WHAT IS BEING ASKED. Every line from the line containing "Reverse-engineer this chart into JSON." through the final line below is to be repeated exactly; no other line is.

Records.

-- START --

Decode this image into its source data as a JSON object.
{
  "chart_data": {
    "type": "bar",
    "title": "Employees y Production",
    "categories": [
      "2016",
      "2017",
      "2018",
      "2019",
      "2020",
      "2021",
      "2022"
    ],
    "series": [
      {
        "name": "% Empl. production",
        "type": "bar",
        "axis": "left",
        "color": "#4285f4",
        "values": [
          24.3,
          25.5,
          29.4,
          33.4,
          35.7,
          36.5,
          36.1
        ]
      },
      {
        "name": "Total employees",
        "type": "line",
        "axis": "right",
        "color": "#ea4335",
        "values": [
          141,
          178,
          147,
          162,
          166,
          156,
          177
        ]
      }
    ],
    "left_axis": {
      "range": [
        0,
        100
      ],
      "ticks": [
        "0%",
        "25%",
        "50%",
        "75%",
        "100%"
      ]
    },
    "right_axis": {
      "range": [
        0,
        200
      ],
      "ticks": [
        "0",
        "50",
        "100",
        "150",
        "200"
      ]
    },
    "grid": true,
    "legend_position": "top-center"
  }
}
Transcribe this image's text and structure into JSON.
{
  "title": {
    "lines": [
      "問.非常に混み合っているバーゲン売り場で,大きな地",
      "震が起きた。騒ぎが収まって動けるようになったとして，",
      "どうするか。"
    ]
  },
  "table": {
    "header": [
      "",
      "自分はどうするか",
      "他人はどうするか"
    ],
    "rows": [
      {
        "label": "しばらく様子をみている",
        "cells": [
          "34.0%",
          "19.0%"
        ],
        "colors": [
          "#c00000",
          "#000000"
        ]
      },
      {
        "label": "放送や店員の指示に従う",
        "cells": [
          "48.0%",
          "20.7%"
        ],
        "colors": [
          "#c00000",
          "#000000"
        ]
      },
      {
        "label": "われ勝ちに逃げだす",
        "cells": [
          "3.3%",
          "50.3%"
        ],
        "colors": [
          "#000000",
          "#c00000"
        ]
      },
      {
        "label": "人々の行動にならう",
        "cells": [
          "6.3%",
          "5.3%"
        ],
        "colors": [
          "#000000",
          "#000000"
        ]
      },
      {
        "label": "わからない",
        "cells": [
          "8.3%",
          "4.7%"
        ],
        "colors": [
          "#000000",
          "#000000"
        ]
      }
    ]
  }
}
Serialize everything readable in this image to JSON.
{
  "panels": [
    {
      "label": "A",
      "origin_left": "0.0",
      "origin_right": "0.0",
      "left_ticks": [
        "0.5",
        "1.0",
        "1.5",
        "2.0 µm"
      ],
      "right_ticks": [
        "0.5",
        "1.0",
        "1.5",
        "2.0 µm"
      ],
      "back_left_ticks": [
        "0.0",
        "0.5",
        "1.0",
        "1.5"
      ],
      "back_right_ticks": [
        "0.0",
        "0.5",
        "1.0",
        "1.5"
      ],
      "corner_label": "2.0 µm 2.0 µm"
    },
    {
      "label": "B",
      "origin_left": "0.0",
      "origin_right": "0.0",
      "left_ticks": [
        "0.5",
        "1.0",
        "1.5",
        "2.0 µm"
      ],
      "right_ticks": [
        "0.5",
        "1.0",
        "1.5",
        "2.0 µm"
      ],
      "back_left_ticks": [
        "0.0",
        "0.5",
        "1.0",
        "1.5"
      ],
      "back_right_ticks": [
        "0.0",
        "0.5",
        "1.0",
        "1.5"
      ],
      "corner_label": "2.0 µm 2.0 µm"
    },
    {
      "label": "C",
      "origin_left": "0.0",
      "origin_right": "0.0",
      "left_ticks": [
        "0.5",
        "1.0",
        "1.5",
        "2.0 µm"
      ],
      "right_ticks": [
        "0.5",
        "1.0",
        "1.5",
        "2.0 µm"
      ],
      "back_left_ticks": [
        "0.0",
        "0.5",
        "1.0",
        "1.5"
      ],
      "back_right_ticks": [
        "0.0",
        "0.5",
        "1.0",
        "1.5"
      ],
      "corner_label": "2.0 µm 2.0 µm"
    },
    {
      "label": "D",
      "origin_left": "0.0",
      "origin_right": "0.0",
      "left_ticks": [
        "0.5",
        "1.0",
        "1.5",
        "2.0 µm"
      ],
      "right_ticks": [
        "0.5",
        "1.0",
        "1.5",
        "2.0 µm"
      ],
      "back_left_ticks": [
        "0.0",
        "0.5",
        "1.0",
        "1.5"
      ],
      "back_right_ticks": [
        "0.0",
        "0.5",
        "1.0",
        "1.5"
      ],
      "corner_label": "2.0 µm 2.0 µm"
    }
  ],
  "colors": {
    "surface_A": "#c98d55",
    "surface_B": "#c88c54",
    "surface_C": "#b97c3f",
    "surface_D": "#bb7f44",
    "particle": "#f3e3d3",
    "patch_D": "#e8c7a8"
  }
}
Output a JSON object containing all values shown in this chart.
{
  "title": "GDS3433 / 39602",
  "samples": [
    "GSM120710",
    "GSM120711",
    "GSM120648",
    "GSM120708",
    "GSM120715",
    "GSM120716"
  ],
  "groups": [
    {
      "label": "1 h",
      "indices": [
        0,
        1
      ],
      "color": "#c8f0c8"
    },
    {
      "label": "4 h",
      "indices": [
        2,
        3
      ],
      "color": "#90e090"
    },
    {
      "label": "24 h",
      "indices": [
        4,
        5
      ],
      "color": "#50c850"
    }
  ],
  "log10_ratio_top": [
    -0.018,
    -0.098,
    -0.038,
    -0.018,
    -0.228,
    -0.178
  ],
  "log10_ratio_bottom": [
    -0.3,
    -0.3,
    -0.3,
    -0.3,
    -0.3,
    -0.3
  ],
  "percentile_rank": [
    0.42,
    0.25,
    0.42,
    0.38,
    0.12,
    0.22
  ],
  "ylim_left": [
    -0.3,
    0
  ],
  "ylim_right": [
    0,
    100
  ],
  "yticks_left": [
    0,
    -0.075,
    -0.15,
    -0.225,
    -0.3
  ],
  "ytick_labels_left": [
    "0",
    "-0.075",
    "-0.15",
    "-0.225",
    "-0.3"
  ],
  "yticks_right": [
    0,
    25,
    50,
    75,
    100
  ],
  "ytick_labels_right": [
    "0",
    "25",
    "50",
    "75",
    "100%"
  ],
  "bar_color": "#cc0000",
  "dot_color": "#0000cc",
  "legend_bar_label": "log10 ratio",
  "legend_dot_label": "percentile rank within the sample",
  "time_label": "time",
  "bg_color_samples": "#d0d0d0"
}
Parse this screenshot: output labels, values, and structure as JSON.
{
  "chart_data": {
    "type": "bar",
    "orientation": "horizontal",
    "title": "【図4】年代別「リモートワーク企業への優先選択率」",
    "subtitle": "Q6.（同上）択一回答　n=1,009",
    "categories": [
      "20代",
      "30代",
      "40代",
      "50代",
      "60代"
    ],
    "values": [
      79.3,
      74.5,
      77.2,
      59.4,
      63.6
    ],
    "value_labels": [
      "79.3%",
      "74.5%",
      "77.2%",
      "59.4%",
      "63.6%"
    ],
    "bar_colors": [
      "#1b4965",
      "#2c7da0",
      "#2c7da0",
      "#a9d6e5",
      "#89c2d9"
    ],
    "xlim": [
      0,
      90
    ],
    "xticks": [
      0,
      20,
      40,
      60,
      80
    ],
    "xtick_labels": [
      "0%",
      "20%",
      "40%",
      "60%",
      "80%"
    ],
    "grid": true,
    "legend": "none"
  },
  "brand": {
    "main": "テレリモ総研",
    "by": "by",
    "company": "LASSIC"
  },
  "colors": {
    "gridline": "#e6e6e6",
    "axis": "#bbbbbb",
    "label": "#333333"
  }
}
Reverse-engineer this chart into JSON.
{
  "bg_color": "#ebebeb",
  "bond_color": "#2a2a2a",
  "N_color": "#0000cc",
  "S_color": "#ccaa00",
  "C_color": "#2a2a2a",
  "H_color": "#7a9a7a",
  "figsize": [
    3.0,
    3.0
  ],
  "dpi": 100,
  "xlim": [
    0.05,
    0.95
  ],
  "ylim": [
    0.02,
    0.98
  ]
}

-- END --

ANSWER.
Reverse-engineer this chart into JSON.
{
  "bg_color": "#ebebeb",
  "bond_color": "#2a2a2a",
  "N_color": "#0000cc",
  "S_color": "#ccaa00",
  "C_color": "#2a2a2a",
  "H_color": "#7a9a7a",
  "figsize": [
    3.0,
    3.0
  ],
  "dpi": 100,
  "xlim": [
    0.05,
    0.95
  ],
  "ylim": [
    0.02,
    0.98
  ]
}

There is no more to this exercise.